◆ **TASK**: List all the lines in these records that hold "title".
--- Start of RECORD EXCERPTS ---
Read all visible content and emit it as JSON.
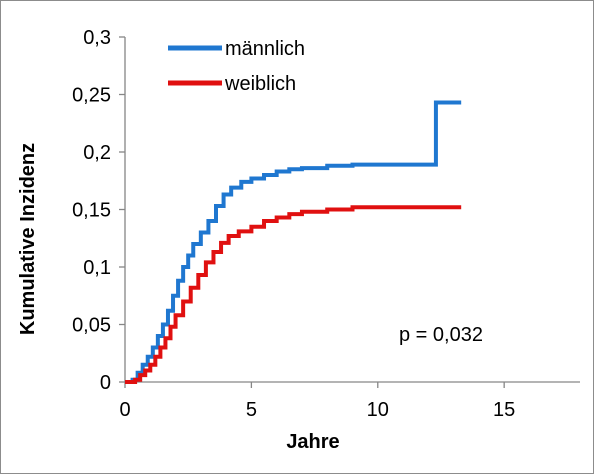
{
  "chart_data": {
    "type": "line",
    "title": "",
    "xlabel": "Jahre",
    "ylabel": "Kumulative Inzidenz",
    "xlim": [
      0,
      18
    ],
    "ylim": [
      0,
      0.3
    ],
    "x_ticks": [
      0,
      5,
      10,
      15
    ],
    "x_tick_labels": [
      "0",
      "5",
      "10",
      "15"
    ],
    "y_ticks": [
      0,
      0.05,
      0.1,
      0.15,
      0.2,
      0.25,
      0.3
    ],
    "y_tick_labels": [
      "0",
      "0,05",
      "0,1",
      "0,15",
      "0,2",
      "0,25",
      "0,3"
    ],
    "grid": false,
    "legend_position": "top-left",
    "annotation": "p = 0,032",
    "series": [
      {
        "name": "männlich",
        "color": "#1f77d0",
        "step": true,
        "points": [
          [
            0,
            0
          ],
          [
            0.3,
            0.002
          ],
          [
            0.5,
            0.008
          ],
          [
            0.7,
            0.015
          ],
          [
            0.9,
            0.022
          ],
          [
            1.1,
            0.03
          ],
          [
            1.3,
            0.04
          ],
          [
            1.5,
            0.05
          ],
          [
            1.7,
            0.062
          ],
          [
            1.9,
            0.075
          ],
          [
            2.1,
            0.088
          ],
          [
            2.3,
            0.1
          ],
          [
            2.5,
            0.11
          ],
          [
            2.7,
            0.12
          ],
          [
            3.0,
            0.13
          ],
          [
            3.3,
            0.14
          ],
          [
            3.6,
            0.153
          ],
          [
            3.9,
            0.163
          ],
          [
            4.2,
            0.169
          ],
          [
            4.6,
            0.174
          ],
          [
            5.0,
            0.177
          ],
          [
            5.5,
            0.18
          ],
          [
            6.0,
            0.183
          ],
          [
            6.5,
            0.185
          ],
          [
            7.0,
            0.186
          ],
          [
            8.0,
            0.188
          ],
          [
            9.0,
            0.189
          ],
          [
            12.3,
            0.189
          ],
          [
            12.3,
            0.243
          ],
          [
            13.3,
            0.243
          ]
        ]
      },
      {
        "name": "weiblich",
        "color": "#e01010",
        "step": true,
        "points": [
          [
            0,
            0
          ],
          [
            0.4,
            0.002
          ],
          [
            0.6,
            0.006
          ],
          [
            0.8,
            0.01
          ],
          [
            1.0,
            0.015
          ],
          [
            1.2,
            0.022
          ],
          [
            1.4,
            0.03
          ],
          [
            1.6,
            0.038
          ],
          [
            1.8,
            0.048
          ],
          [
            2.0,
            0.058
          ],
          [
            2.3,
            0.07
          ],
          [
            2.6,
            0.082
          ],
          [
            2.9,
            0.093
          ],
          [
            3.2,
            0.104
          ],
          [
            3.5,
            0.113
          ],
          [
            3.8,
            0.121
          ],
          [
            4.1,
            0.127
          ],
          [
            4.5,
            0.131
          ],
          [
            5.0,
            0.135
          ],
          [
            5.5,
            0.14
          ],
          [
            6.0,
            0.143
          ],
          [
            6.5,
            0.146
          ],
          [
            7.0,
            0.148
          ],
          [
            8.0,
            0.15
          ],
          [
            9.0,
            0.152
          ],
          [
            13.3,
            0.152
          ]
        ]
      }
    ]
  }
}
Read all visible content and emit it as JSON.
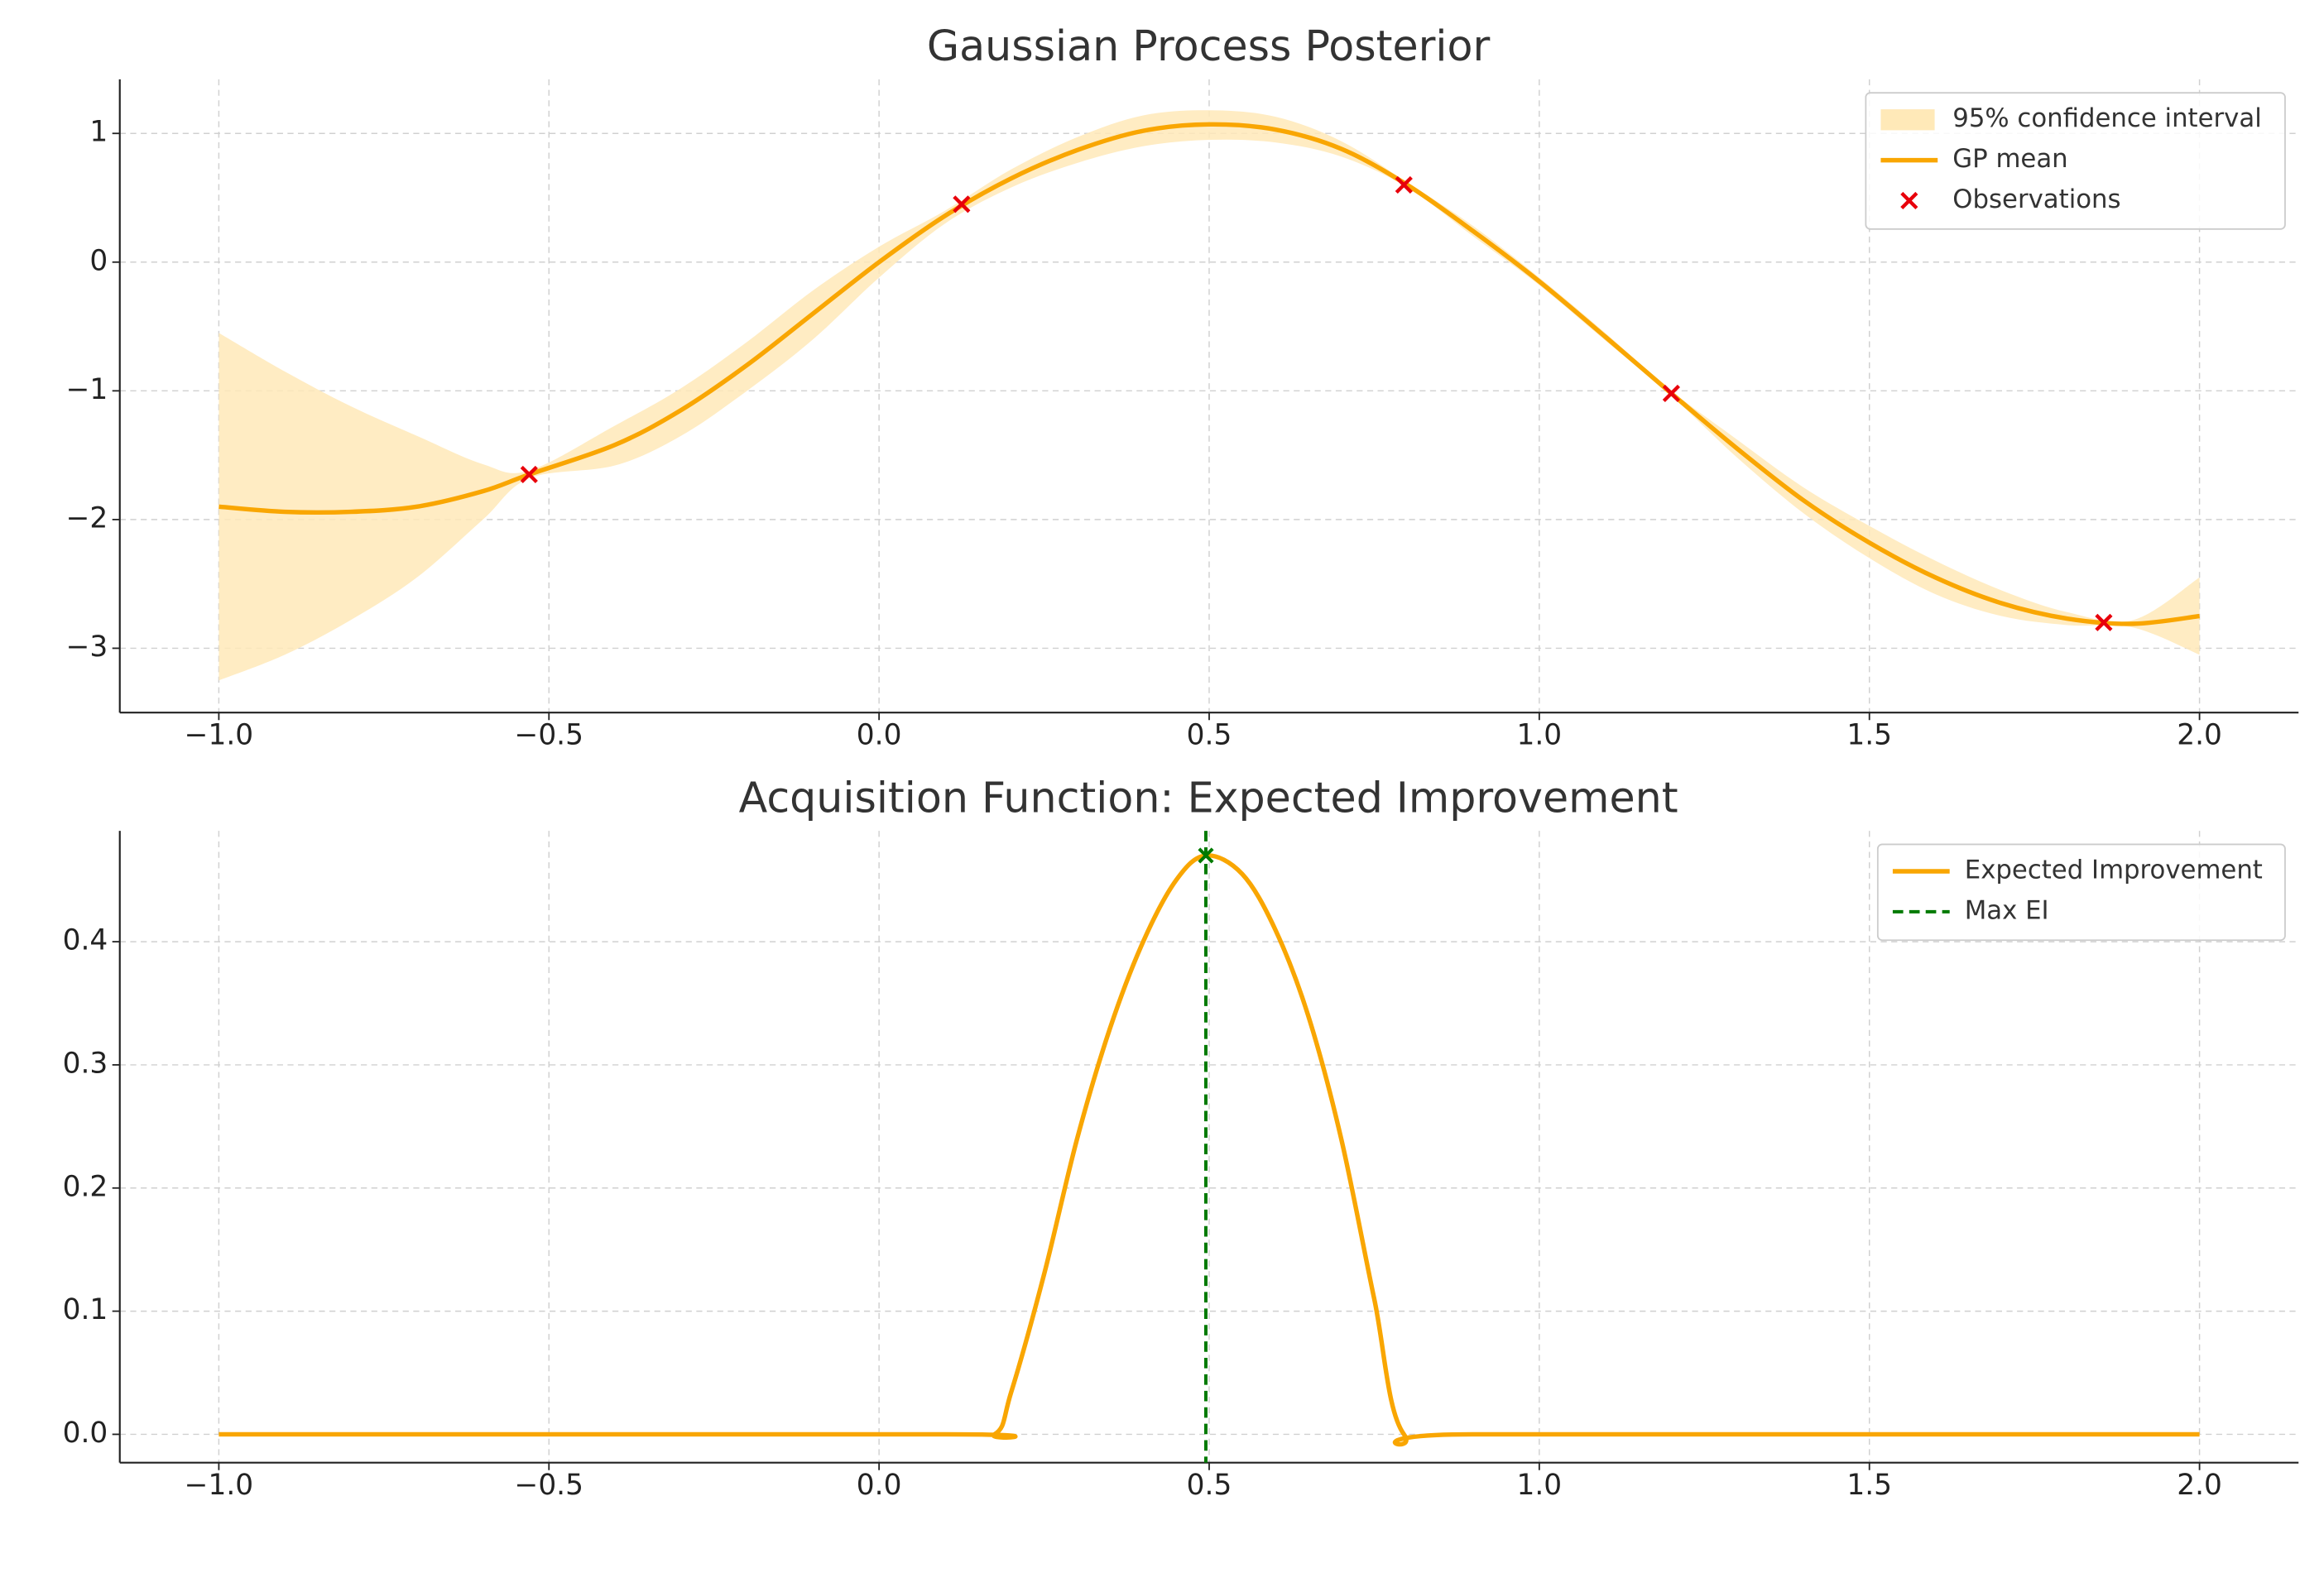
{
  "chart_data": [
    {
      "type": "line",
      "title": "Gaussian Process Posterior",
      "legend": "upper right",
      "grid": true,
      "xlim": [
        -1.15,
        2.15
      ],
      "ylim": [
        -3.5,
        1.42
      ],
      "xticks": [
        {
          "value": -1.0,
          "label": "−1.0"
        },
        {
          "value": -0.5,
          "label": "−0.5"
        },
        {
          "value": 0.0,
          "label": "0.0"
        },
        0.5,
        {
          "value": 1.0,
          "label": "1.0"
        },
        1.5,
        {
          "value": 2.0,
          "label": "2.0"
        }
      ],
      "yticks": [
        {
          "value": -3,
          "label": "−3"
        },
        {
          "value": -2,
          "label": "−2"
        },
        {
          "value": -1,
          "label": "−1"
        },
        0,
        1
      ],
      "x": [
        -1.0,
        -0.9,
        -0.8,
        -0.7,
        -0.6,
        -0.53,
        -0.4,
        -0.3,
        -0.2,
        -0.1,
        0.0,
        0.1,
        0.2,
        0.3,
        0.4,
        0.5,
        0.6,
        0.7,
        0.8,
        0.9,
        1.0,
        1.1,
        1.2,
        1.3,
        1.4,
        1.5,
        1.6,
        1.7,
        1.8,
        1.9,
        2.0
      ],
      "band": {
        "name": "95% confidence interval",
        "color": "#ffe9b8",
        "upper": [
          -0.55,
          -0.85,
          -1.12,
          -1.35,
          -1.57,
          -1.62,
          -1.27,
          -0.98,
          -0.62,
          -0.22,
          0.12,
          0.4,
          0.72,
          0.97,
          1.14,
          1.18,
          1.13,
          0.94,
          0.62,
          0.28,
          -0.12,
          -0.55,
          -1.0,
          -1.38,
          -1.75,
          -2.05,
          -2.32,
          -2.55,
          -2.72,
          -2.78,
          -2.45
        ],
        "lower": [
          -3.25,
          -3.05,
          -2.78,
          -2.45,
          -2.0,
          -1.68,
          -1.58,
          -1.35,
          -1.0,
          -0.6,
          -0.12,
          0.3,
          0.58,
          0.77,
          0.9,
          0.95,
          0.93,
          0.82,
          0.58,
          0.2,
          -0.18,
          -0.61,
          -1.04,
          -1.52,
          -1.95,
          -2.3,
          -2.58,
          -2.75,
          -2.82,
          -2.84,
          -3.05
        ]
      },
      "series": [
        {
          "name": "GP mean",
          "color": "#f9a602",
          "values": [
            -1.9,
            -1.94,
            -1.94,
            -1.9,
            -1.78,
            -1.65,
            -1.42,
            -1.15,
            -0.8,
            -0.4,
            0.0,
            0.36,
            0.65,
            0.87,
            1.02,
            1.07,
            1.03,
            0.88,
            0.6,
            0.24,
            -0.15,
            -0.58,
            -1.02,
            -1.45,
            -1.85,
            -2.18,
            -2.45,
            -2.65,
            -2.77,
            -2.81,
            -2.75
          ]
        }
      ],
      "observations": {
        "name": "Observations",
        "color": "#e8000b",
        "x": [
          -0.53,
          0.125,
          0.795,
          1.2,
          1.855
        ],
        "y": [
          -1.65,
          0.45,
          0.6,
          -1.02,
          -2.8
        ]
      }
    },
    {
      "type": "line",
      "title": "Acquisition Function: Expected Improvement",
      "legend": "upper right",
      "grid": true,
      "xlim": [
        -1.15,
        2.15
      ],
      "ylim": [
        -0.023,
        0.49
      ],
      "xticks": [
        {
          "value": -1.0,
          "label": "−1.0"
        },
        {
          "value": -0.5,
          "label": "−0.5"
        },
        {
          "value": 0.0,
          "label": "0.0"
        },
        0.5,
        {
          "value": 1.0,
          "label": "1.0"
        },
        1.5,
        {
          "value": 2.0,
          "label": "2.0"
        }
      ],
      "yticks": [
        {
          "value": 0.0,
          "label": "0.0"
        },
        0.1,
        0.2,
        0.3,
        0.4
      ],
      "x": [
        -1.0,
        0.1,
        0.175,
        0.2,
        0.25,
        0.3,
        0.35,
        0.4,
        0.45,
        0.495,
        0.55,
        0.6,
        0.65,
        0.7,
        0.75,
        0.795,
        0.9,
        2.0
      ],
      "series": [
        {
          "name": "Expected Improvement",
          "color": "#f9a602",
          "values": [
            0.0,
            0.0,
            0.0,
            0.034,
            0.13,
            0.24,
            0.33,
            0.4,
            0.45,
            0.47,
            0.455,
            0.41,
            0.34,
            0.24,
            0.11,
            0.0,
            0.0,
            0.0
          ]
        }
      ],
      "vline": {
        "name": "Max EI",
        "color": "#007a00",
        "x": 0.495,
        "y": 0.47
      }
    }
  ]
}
--- End of RECORD EXCERPTS ---
◆ **OUTPUT**:
    "title": "",
      "title": "Gaussian Process Posterior",
      "title": "Acquisition Function: Expected Improvement",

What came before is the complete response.